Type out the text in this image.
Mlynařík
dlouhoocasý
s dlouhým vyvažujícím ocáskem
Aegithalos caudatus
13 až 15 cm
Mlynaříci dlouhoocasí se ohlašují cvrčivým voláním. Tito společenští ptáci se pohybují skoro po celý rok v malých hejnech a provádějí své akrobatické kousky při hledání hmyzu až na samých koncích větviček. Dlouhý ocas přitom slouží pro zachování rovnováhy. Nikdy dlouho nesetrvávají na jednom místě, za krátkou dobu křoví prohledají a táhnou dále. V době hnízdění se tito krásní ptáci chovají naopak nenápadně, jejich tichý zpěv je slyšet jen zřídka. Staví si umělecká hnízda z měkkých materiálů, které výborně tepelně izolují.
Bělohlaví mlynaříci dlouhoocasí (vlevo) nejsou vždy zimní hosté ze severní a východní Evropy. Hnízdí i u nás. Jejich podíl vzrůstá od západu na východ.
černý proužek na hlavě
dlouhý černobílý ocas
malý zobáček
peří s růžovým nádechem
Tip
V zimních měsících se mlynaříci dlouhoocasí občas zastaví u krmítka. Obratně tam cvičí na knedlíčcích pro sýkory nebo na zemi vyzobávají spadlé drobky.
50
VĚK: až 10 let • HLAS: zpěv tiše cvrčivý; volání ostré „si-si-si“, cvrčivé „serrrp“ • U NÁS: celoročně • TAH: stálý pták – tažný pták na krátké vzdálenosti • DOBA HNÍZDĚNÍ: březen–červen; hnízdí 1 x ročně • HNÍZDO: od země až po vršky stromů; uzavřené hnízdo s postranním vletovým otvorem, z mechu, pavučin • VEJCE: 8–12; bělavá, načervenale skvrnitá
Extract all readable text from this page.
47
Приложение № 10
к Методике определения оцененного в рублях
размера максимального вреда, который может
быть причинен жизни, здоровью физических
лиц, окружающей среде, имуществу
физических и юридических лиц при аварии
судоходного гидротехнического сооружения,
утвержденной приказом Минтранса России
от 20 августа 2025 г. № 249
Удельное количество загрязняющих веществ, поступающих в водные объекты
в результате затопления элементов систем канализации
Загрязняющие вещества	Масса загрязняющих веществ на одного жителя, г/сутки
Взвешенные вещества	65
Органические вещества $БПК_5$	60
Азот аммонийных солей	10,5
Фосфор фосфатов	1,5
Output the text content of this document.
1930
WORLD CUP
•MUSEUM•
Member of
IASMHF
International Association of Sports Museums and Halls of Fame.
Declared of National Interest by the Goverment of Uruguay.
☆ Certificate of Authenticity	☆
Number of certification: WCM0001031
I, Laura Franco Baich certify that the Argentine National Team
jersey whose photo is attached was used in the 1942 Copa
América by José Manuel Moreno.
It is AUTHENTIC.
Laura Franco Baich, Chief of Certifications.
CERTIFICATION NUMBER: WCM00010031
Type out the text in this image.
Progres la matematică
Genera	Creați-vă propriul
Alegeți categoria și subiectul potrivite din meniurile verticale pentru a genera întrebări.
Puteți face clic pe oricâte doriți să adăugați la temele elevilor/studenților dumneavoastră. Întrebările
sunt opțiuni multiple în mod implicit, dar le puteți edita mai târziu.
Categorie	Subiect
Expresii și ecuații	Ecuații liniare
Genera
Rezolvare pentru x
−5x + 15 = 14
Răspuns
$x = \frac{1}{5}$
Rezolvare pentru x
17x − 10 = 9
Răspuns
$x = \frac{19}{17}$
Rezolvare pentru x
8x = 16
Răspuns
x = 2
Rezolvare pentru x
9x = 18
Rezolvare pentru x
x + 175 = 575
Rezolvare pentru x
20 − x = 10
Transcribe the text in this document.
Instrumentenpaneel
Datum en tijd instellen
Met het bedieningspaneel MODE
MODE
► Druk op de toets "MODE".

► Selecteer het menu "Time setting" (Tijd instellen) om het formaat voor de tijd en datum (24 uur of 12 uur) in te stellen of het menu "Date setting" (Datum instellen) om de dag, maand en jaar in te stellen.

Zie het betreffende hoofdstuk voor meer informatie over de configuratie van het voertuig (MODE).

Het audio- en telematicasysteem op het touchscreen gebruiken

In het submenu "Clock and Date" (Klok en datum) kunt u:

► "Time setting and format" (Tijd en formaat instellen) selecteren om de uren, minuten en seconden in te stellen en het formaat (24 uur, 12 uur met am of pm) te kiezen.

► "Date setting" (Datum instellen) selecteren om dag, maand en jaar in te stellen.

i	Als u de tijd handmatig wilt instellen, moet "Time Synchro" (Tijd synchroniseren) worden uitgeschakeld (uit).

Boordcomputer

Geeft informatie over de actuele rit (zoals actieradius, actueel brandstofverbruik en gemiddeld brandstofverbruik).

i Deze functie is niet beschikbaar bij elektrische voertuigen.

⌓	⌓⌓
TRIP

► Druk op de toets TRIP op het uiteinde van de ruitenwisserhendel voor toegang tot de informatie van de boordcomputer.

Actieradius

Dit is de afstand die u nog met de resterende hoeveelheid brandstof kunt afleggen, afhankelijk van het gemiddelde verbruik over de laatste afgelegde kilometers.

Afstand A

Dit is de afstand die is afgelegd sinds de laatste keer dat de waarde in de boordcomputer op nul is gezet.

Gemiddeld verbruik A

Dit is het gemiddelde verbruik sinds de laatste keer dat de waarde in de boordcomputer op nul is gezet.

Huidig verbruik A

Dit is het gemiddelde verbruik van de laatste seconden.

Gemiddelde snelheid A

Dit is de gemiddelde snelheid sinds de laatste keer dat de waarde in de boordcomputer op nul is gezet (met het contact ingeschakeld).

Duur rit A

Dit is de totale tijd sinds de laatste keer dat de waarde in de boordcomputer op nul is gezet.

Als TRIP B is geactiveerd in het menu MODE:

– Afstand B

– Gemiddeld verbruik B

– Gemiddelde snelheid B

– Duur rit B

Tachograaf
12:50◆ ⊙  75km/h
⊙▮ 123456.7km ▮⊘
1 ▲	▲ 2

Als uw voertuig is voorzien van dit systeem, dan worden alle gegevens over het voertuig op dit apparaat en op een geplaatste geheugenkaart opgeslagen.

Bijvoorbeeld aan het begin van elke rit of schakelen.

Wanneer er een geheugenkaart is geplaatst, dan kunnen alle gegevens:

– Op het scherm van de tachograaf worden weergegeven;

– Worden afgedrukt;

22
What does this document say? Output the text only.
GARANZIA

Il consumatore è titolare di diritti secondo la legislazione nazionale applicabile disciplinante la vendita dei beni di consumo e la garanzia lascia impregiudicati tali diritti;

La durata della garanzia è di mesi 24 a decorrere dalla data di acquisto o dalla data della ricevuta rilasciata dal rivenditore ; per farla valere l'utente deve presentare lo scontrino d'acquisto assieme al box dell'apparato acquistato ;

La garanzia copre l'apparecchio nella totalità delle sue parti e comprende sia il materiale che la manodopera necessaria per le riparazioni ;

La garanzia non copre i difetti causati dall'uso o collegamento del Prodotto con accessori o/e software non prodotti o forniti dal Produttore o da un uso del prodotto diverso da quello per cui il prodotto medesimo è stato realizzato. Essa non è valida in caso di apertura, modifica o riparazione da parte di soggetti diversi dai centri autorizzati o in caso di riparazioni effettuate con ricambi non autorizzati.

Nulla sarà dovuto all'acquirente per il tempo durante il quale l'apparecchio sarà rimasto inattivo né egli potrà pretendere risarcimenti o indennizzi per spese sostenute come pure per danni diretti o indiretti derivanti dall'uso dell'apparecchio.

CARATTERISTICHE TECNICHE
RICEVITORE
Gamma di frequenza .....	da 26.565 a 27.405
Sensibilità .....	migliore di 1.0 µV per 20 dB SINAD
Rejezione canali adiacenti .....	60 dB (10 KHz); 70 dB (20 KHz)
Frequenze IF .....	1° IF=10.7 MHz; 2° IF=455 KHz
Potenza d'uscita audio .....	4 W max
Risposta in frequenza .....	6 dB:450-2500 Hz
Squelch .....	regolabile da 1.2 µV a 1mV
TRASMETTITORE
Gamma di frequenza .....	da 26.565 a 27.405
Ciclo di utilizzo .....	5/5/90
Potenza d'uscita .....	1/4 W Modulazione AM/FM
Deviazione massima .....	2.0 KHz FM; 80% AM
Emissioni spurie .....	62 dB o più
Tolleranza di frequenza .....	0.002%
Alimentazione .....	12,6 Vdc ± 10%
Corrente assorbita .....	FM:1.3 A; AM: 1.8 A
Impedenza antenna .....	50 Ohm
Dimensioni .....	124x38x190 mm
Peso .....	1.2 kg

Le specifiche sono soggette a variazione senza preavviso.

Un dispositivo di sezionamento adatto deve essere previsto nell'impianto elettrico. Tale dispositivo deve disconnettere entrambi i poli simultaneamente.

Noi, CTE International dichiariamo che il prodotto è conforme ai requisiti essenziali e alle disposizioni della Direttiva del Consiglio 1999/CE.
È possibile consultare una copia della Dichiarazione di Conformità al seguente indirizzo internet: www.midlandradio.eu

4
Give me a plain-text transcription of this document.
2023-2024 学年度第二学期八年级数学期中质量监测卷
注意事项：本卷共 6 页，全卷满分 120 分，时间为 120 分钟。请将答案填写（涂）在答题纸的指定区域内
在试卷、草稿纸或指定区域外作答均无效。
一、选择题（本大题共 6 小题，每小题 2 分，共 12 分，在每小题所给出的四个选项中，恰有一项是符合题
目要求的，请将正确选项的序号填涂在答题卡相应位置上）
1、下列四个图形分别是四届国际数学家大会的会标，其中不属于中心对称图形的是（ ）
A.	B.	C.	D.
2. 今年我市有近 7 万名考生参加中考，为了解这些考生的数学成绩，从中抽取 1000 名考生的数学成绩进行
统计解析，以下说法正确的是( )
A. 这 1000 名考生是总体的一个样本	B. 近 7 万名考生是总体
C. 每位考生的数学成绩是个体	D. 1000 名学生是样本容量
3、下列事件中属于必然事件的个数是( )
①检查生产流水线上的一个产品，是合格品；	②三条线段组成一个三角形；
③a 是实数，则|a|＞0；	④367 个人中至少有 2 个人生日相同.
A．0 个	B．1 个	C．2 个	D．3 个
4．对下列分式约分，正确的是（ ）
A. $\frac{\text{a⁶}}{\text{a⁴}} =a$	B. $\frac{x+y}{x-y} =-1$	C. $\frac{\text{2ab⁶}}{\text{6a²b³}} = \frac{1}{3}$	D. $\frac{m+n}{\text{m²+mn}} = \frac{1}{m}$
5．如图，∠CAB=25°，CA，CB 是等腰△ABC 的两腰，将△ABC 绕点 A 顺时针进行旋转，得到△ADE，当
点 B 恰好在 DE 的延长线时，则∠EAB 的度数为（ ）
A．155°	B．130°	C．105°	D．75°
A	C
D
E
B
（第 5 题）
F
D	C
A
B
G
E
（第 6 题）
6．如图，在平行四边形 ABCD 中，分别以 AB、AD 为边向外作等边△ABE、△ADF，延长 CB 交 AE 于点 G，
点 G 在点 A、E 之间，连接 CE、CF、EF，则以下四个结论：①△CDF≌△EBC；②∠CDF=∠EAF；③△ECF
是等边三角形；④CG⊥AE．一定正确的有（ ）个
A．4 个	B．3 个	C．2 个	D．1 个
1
▬▬▬▬▬▬▬▬▬▬
▸ **TASK GOAL**
Extract every line above containing the word "Output".

▸ **EXPECTED ANSWER**
Output the text content of this document.
What does this document say? Output the text only.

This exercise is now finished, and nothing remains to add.